# BRIEF
If a line in the material below has the word "text", copy it.

□ □ □ □ □

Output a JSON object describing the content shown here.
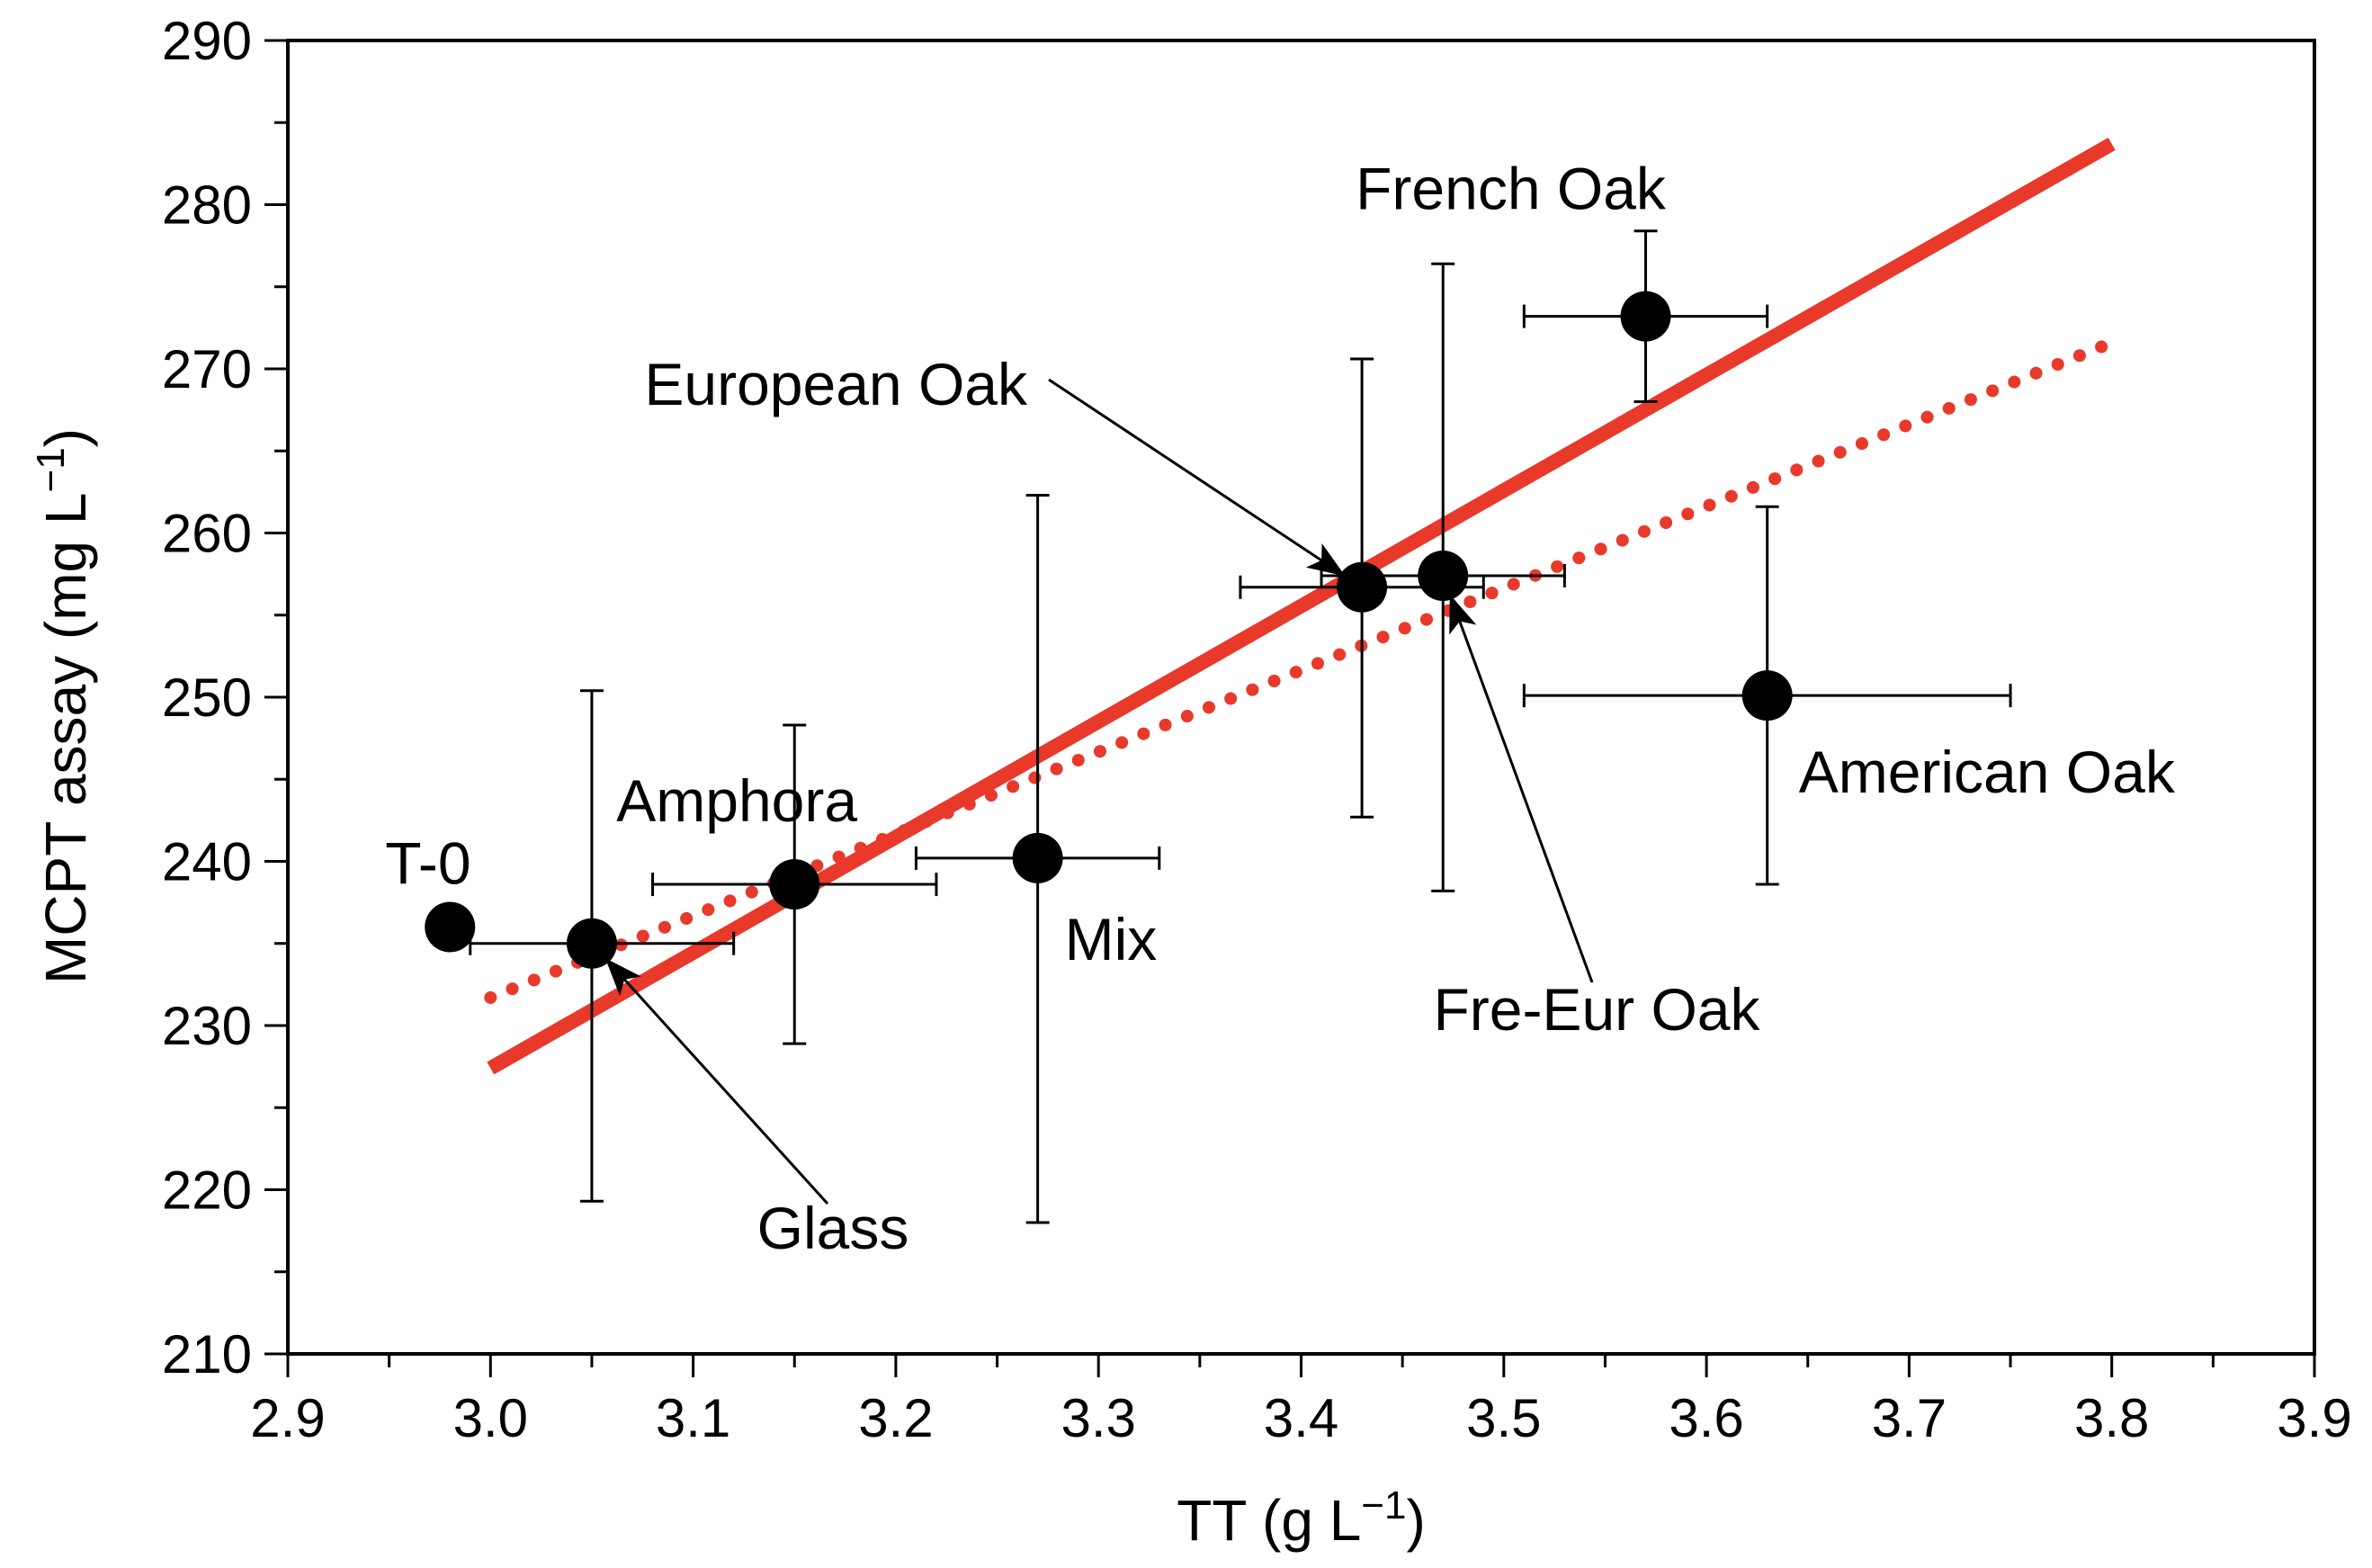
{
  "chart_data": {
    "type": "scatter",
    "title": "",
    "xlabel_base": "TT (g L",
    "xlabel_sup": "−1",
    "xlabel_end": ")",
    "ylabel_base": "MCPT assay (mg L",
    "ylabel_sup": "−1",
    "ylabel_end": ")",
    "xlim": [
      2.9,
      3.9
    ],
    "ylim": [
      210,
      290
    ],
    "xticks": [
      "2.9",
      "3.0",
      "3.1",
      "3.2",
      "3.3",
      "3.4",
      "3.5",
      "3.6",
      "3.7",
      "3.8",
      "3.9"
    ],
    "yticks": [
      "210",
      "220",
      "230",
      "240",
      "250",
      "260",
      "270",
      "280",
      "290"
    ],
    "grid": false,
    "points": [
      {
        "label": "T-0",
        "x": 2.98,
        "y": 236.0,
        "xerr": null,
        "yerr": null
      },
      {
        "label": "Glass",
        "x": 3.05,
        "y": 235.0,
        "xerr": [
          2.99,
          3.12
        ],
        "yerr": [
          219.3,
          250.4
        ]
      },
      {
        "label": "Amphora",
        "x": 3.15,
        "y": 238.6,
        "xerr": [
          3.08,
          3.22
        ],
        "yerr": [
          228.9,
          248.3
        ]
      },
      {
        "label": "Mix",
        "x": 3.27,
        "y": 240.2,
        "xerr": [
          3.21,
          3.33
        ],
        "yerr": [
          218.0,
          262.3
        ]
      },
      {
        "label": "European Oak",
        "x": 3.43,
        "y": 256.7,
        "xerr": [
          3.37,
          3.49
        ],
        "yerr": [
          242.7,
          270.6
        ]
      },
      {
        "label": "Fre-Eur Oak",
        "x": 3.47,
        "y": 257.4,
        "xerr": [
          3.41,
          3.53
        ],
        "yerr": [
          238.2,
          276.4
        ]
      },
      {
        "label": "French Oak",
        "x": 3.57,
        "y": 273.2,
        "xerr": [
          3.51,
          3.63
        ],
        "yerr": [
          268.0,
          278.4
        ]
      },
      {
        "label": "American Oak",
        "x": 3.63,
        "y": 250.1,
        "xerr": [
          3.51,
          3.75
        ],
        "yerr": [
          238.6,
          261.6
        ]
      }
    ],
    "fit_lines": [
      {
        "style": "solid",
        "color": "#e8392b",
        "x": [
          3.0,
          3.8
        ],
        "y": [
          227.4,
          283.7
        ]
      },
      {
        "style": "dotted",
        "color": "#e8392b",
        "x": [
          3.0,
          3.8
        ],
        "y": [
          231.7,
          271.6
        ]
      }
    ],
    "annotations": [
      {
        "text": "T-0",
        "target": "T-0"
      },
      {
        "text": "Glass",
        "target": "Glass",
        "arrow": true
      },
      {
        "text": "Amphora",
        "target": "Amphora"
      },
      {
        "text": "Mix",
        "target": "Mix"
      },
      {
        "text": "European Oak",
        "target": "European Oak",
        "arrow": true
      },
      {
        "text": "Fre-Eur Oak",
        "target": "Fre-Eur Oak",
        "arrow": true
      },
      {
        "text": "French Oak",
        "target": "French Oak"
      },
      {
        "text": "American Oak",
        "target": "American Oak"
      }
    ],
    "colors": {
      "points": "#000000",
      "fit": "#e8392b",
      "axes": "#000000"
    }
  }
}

□ □ □ □ □

# SOLUTION FOR THIS EXERCISE
        "text": "T-0",
        "text": "Glass",
        "text": "Amphora",
        "text": "Mix",
        "text": "European Oak",
        "text": "Fre-Eur Oak",
        "text": "French Oak",
        "text": "American Oak",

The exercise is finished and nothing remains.